Show, in full, each line of the data that contains "JSON".

++++

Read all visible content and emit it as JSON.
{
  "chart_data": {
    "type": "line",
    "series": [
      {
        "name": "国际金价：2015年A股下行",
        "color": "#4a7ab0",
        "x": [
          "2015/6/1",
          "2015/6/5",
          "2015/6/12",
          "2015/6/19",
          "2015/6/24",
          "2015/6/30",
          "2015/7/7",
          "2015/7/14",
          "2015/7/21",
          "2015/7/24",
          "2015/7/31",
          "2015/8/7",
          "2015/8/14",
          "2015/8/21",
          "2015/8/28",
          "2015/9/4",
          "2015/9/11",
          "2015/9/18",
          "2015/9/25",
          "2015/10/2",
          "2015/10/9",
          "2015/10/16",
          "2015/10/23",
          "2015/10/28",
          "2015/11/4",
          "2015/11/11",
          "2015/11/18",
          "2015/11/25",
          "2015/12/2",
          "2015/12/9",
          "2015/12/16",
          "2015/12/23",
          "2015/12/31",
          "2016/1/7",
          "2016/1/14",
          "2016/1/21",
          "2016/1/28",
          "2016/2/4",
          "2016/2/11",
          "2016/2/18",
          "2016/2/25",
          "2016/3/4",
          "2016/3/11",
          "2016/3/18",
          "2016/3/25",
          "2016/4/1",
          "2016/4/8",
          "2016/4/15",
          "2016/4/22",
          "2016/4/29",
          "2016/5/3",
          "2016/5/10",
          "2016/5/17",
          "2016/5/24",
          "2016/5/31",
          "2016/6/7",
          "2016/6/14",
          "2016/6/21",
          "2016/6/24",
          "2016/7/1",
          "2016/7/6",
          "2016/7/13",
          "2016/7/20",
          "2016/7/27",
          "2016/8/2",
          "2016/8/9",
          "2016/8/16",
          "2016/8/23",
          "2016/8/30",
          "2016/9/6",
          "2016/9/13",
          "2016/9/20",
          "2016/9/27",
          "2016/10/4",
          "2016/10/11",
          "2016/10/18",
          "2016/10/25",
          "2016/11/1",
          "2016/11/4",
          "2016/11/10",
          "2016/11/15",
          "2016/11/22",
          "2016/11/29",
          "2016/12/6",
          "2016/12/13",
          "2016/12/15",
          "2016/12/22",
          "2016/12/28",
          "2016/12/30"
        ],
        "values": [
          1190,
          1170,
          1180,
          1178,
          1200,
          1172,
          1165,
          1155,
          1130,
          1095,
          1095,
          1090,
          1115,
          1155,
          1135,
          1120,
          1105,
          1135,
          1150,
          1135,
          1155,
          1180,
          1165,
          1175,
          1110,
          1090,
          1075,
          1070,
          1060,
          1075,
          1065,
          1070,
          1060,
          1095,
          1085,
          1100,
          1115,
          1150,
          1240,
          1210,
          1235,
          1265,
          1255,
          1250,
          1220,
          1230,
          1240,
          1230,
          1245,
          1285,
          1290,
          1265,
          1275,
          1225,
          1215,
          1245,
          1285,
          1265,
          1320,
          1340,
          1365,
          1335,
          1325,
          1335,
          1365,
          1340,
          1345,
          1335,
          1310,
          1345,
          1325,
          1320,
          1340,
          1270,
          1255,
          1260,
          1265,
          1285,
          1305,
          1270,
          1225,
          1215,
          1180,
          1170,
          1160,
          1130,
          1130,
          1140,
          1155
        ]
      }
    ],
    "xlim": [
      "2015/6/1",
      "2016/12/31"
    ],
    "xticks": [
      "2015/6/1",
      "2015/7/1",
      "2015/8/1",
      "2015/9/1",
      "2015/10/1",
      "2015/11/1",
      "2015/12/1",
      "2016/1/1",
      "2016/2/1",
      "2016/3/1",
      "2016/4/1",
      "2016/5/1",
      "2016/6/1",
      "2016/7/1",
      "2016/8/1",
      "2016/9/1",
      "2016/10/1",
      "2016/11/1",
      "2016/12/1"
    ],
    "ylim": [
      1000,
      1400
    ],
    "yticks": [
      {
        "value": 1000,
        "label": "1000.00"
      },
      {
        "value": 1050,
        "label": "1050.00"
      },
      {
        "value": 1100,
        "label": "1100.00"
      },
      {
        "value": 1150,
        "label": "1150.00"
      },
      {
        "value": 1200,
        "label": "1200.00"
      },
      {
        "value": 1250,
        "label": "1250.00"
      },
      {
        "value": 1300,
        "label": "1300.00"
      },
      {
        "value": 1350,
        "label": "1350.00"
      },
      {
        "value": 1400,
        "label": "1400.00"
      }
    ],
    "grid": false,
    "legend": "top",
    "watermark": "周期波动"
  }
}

++++

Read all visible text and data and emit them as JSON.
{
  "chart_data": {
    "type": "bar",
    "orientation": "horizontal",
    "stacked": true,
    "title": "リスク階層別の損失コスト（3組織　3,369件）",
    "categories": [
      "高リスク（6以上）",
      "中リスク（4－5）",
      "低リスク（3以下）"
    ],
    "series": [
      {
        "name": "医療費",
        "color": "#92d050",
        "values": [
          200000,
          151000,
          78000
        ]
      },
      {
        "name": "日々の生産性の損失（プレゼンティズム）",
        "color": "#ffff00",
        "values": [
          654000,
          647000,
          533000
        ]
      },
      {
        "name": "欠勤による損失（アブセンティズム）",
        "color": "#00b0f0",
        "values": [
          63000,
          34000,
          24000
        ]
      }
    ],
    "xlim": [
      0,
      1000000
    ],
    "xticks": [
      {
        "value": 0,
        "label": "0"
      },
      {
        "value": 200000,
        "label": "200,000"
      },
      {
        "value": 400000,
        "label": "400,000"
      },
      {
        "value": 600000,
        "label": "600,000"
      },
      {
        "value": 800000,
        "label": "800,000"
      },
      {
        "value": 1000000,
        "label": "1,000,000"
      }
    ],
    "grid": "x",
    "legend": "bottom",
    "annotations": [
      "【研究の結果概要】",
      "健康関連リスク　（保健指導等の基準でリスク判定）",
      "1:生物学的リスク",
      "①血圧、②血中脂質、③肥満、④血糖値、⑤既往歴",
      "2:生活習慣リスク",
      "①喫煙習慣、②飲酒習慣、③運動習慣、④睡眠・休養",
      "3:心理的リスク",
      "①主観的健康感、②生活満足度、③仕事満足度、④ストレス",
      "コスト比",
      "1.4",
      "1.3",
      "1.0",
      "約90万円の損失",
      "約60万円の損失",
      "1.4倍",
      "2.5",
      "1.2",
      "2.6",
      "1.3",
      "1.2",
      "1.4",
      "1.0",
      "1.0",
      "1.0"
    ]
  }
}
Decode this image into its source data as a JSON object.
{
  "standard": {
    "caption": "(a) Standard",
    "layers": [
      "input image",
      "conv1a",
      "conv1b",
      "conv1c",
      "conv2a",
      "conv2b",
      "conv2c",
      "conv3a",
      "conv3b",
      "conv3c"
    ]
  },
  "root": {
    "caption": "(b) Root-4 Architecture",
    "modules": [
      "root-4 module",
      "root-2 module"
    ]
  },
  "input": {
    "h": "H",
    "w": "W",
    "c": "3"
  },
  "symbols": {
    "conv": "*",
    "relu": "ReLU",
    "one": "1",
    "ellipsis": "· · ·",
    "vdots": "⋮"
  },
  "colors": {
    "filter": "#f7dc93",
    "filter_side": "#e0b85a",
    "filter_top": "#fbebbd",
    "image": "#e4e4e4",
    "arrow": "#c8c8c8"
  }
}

++++

*Result of this exercise*.
Read all visible content and emit it as JSON.
Read all visible text and data and emit them as JSON.
Decode this image into its source data as a JSON object.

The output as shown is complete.